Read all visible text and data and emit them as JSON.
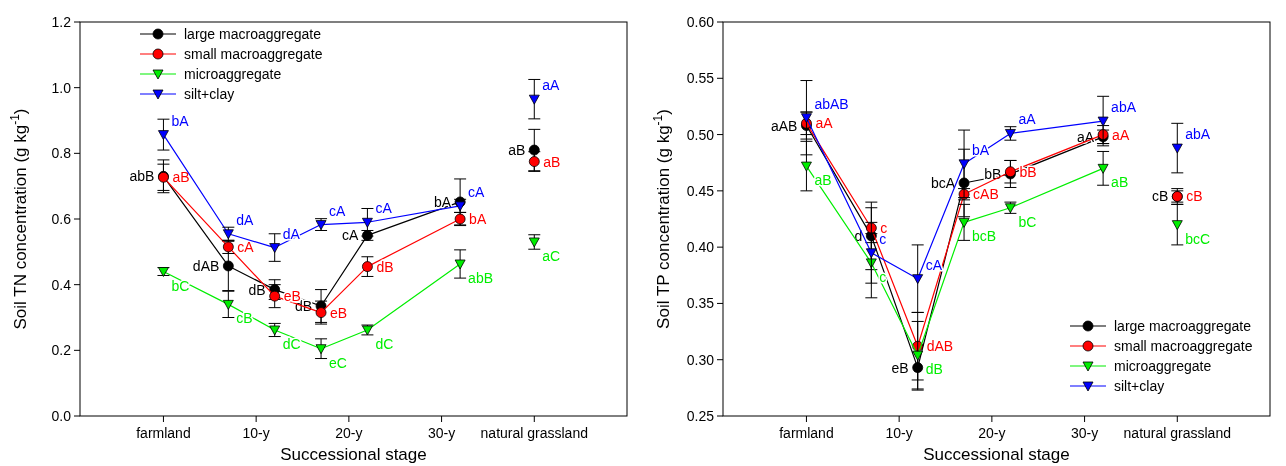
{
  "chart_data": [
    {
      "type": "line",
      "xlabel": "Successional stage",
      "ylabel": "Soil TN concentration (g kg$^{-1}$)",
      "x": [
        0,
        7,
        12,
        17,
        22,
        32,
        40
      ],
      "xlim": [
        -9,
        50
      ],
      "xticks": [
        {
          "value": 0,
          "label": "farmland"
        },
        {
          "value": 10,
          "label": "10-y"
        },
        {
          "value": 20,
          "label": "20-y"
        },
        {
          "value": 30,
          "label": "30-y"
        },
        {
          "value": 40,
          "label": "natural grassland"
        }
      ],
      "ylim": [
        0,
        1.2
      ],
      "yticks": [
        {
          "value": 0,
          "label": "0.0"
        },
        0.2,
        0.4,
        0.6,
        0.8,
        {
          "value": 1,
          "label": "1.0"
        },
        1.2
      ],
      "legend": "top left",
      "grid": false,
      "series": [
        {
          "name": "large macroaggregate",
          "color": "#000000",
          "marker": "circle",
          "values": [
            0.73,
            0.457,
            0.385,
            0.335,
            0.55,
            0.652,
            null
          ],
          "errors": [
            0.05,
            0.075,
            0.03,
            0.05,
            0.015,
            0.07,
            null
          ],
          "value_labels": [
            "abB",
            "dAB",
            "dB",
            "dB",
            "cA",
            "bA",
            null
          ]
        },
        {
          "name": "small macroaggregate",
          "color": "#ff0000",
          "marker": "circle",
          "values": [
            0.727,
            0.515,
            0.365,
            0.315,
            0.455,
            0.6,
            null
          ],
          "errors": [
            0.04,
            0.02,
            0.035,
            0.035,
            0.03,
            0.02,
            null
          ],
          "value_labels": [
            "aB",
            "cA",
            "eB",
            "eB",
            "dB",
            "bA",
            null
          ]
        },
        {
          "name": "microaggregate",
          "color": "#00ee00",
          "marker": "triangle",
          "values": [
            0.44,
            0.34,
            0.262,
            0.205,
            0.262,
            0.463,
            null
          ],
          "errors": [
            0.012,
            0.04,
            0.02,
            0.03,
            0.015,
            0.043,
            null
          ],
          "value_labels": [
            "bC",
            "cB",
            "dC",
            "eC",
            "dC",
            "abB",
            null
          ]
        },
        {
          "name": "silt+clay",
          "color": "#0000ff",
          "marker": "triangle",
          "values": [
            0.857,
            0.555,
            0.513,
            0.583,
            0.59,
            0.64,
            null
          ],
          "errors": [
            0.047,
            0.02,
            0.042,
            0.018,
            0.042,
            0.02,
            null
          ],
          "value_labels": [
            "bA",
            "dA",
            "dA",
            "cA",
            "cA",
            "cA",
            null
          ]
        },
        {
          "type": "scatter",
          "color": "#000000",
          "marker": "circle",
          "values": [
            null,
            null,
            null,
            null,
            null,
            null,
            0.81
          ],
          "errors": [
            null,
            null,
            null,
            null,
            null,
            null,
            0.063
          ],
          "value_labels": [
            null,
            null,
            null,
            null,
            null,
            null,
            "aB"
          ]
        },
        {
          "type": "scatter",
          "color": "#ff0000",
          "marker": "circle",
          "values": [
            null,
            null,
            null,
            null,
            null,
            null,
            0.775
          ],
          "errors": [
            null,
            null,
            null,
            null,
            null,
            null,
            0.03
          ],
          "value_labels": [
            null,
            null,
            null,
            null,
            null,
            null,
            "aB"
          ]
        },
        {
          "type": "scatter",
          "color": "#00ee00",
          "marker": "triangle",
          "values": [
            null,
            null,
            null,
            null,
            null,
            null,
            0.53
          ],
          "errors": [
            null,
            null,
            null,
            null,
            null,
            null,
            0.022
          ],
          "value_labels": [
            null,
            null,
            null,
            null,
            null,
            null,
            "aC"
          ]
        },
        {
          "type": "scatter",
          "color": "#0000ff",
          "marker": "triangle",
          "values": [
            null,
            null,
            null,
            null,
            null,
            null,
            0.965
          ],
          "errors": [
            null,
            null,
            null,
            null,
            null,
            null,
            0.06
          ],
          "value_labels": [
            null,
            null,
            null,
            null,
            null,
            null,
            "aA"
          ]
        }
      ]
    },
    {
      "type": "line",
      "xlabel": "Successional stage",
      "ylabel": "Soil TP concentration (g kg$^{-1}$)",
      "x": [
        0,
        7,
        12,
        17,
        22,
        32,
        40
      ],
      "xlim": [
        -9,
        50
      ],
      "xticks": [
        {
          "value": 0,
          "label": "farmland"
        },
        {
          "value": 10,
          "label": "10-y"
        },
        {
          "value": 20,
          "label": "20-y"
        },
        {
          "value": 30,
          "label": "30-y"
        },
        {
          "value": 40,
          "label": "natural grassland"
        }
      ],
      "ylim": [
        0.25,
        0.6
      ],
      "yticks": [
        0.25,
        {
          "value": 0.3,
          "label": "0.30"
        },
        0.35,
        {
          "value": 0.4,
          "label": "0.40"
        },
        0.45,
        {
          "value": 0.5,
          "label": "0.50"
        },
        0.55,
        {
          "value": 0.6,
          "label": "0.60"
        }
      ],
      "legend": "bottom right",
      "grid": false,
      "series": [
        {
          "name": "large macroaggregate",
          "color": "#000000",
          "marker": "circle",
          "values": [
            0.508,
            0.41,
            0.293,
            0.457,
            0.465,
            0.498,
            null
          ],
          "errors": [
            0.012,
            0.03,
            0.02,
            0.03,
            0.012,
            0.006,
            null
          ],
          "value_labels": [
            "aAB",
            "d",
            "eB",
            "bcA",
            "bB",
            "aA",
            null
          ]
        },
        {
          "name": "small macroaggregate",
          "color": "#ff0000",
          "marker": "circle",
          "values": [
            0.51,
            0.417,
            0.312,
            0.447,
            0.467,
            0.5,
            null
          ],
          "errors": [
            0.01,
            0.005,
            0.03,
            0.005,
            0.01,
            0.008,
            null
          ],
          "value_labels": [
            "aA",
            "c",
            "dAB",
            "cAB",
            "bB",
            "aA",
            null
          ]
        },
        {
          "name": "microaggregate",
          "color": "#00ee00",
          "marker": "triangle",
          "values": [
            0.472,
            0.386,
            0.304,
            0.422,
            0.435,
            0.47,
            null
          ],
          "errors": [
            0.022,
            0.018,
            0.03,
            0.016,
            0.005,
            0.015,
            null
          ],
          "value_labels": [
            "aB",
            "c",
            "dB",
            "bcB",
            "bC",
            "aB",
            null
          ]
        },
        {
          "name": "silt+clay",
          "color": "#0000ff",
          "marker": "triangle",
          "values": [
            0.515,
            0.395,
            0.372,
            0.474,
            0.501,
            0.512,
            null
          ],
          "errors": [
            0.033,
            0.04,
            0.03,
            0.03,
            0.006,
            0.022,
            null
          ],
          "value_labels": [
            "abAB",
            "c",
            "cA",
            "bA",
            "aA",
            "abA",
            null
          ]
        },
        {
          "type": "scatter",
          "color": "#000000",
          "marker": "circle",
          "values": [
            null,
            null,
            null,
            null,
            null,
            null,
            0.445
          ],
          "errors": [
            null,
            null,
            null,
            null,
            null,
            null,
            0.005
          ],
          "value_labels": [
            null,
            null,
            null,
            null,
            null,
            null,
            "cB"
          ]
        },
        {
          "type": "scatter",
          "color": "#ff0000",
          "marker": "circle",
          "values": [
            null,
            null,
            null,
            null,
            null,
            null,
            0.445
          ],
          "errors": [
            null,
            null,
            null,
            null,
            null,
            null,
            0.007
          ],
          "value_labels": [
            null,
            null,
            null,
            null,
            null,
            null,
            "cB"
          ]
        },
        {
          "type": "scatter",
          "color": "#00ee00",
          "marker": "triangle",
          "values": [
            null,
            null,
            null,
            null,
            null,
            null,
            0.42
          ],
          "errors": [
            null,
            null,
            null,
            null,
            null,
            null,
            0.018
          ],
          "value_labels": [
            null,
            null,
            null,
            null,
            null,
            null,
            "bcC"
          ]
        },
        {
          "type": "scatter",
          "color": "#0000ff",
          "marker": "triangle",
          "values": [
            null,
            null,
            null,
            null,
            null,
            null,
            0.488
          ],
          "errors": [
            null,
            null,
            null,
            null,
            null,
            null,
            0.022
          ],
          "value_labels": [
            null,
            null,
            null,
            null,
            null,
            null,
            "abA"
          ]
        }
      ]
    }
  ]
}
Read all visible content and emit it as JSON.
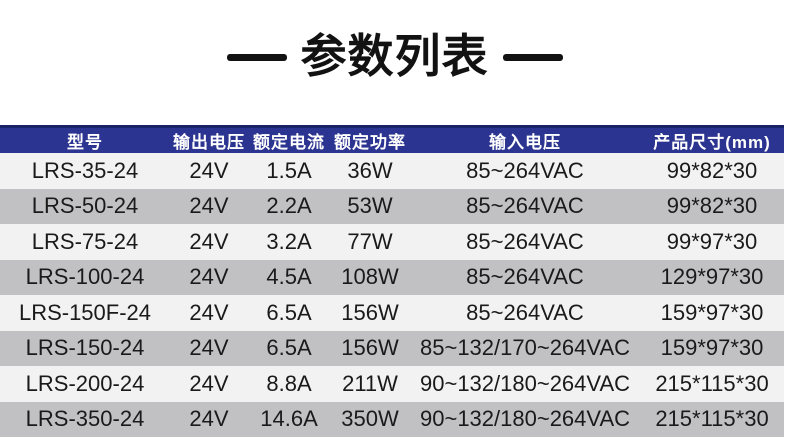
{
  "title": {
    "text": "参数列表"
  },
  "colors": {
    "header_bg": "#2B3490",
    "header_top_strip": "#1A2268",
    "header_text": "#FFFFFF",
    "row_light": "#F2F2F3",
    "row_dark": "#C1C1C3",
    "body_text": "#1A1A1A",
    "title_text": "#121212"
  },
  "table": {
    "columns": [
      "型号",
      "输出电压",
      "额定电流",
      "额定功率",
      "输入电压",
      "产品尺寸(mm)"
    ],
    "rows": [
      [
        "LRS-35-24",
        "24V",
        "1.5A",
        "36W",
        "85~264VAC",
        "99*82*30"
      ],
      [
        "LRS-50-24",
        "24V",
        "2.2A",
        "53W",
        "85~264VAC",
        "99*82*30"
      ],
      [
        "LRS-75-24",
        "24V",
        "3.2A",
        "77W",
        "85~264VAC",
        "99*97*30"
      ],
      [
        "LRS-100-24",
        "24V",
        "4.5A",
        "108W",
        "85~264VAC",
        "129*97*30"
      ],
      [
        "LRS-150F-24",
        "24V",
        "6.5A",
        "156W",
        "85~264VAC",
        "159*97*30"
      ],
      [
        "LRS-150-24",
        "24V",
        "6.5A",
        "156W",
        "85~132/170~264VAC",
        "159*97*30"
      ],
      [
        "LRS-200-24",
        "24V",
        "8.8A",
        "211W",
        "90~132/180~264VAC",
        "215*115*30"
      ],
      [
        "LRS-350-24",
        "24V",
        "14.6A",
        "350W",
        "90~132/180~264VAC",
        "215*115*30"
      ]
    ]
  }
}
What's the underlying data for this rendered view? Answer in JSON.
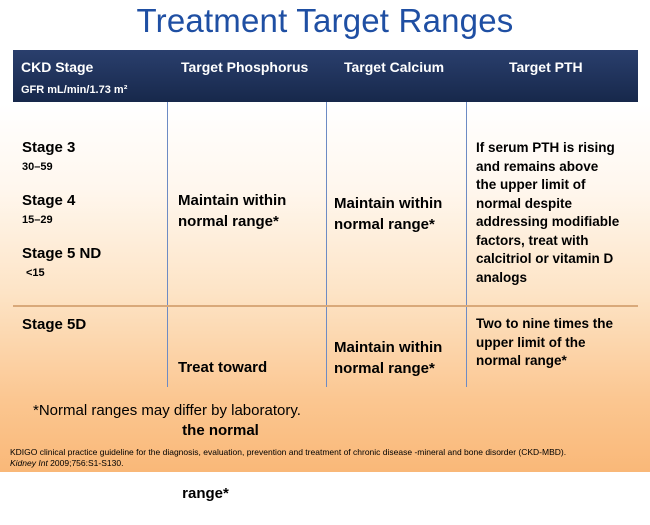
{
  "title": "Treatment Target Ranges",
  "header": {
    "ckd_stage": "CKD Stage",
    "gfr_label": "GFR  mL/min/1.73 m²",
    "phosphorus": "Target Phosphorus",
    "calcium": "Target Calcium",
    "pth": "Target PTH"
  },
  "rows": [
    {
      "stages": [
        {
          "name": "Stage 3",
          "range": "30–59"
        },
        {
          "name": "Stage 4",
          "range": "15–29"
        },
        {
          "name": "Stage 5 ND",
          "range": "<15"
        }
      ],
      "phosphorus": [
        "Maintain within",
        "normal range*"
      ],
      "calcium": [
        "Maintain within",
        "normal range*"
      ],
      "pth": [
        "If serum PTH is rising",
        "and remains above",
        "the upper limit of",
        "normal despite",
        "addressing modifiable",
        "factors, treat with",
        "calcitriol or vitamin D",
        "analogs"
      ]
    },
    {
      "stages": [
        {
          "name": "Stage 5D"
        }
      ],
      "phosphorus": [
        "Treat toward",
        " the normal",
        " range*"
      ],
      "calcium": [
        "Maintain within",
        "normal range*"
      ],
      "pth": [
        "Two to nine times the",
        "upper limit of the",
        "normal range*"
      ]
    }
  ],
  "footnote": "*Normal ranges may differ by laboratory.",
  "citation": {
    "line1": "KDIGO clinical practice guideline for the diagnosis, evaluation, prevention and treatment of chronic disease -mineral and bone disorder (CKD-MBD).",
    "journal": "Kidney Int",
    "line2_rest": " 2009;756:S1-S130."
  }
}
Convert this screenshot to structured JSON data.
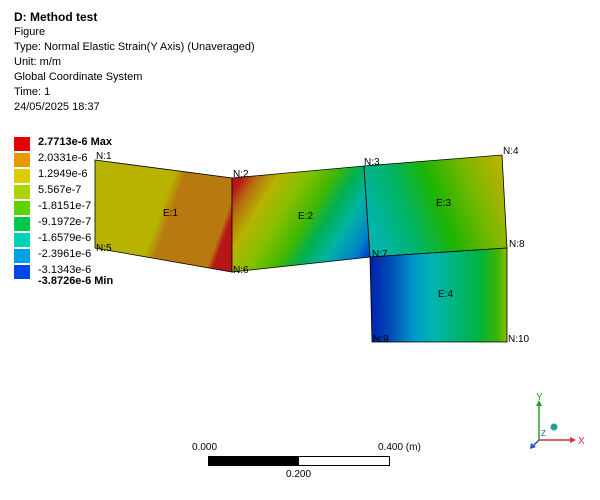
{
  "header": {
    "title": "D: Method test",
    "subtitle": "Figure",
    "type": "Type: Normal Elastic Strain(Y Axis) (Unaveraged)",
    "unit": "Unit: m/m",
    "coord": "Global Coordinate System",
    "time": "Time: 1",
    "date": "24/05/2025 18:37"
  },
  "legend": {
    "entries": [
      {
        "label": "2.7713e-6 Max",
        "color": "#e60000",
        "bold": true
      },
      {
        "label": "2.0331e-6",
        "color": "#e69a00",
        "bold": false
      },
      {
        "label": "1.2949e-6",
        "color": "#dccd00",
        "bold": false
      },
      {
        "label": "5.567e-7",
        "color": "#aed20a",
        "bold": false
      },
      {
        "label": "-1.8151e-7",
        "color": "#5fd200",
        "bold": false
      },
      {
        "label": "-9.1972e-7",
        "color": "#00c84b",
        "bold": false
      },
      {
        "label": "-1.6579e-6",
        "color": "#00d2b4",
        "bold": false
      },
      {
        "label": "-2.3961e-6",
        "color": "#00a0e6",
        "bold": false
      },
      {
        "label": "-3.1343e-6",
        "color": "#0046e6",
        "bold": false
      },
      {
        "label": "-3.8726e-6 Min",
        "color": "#000000",
        "bold": true
      }
    ]
  },
  "model": {
    "nodes": [
      "N:1",
      "N:2",
      "N:3",
      "N:4",
      "N:5",
      "N:6",
      "N:7",
      "N:8",
      "N:9",
      "N:10"
    ],
    "elements": [
      "E:1",
      "E:2",
      "E:3",
      "E:4"
    ]
  },
  "scale": {
    "left": "0.000",
    "right": "0.400 (m)",
    "middle": "0.200"
  },
  "triad": {
    "x": "X",
    "y": "Y",
    "z": "Z"
  }
}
________________
* Set task
Using the entries above, tally how many lines have the word "limit" in them; write the number and nothing more.

* Task response
2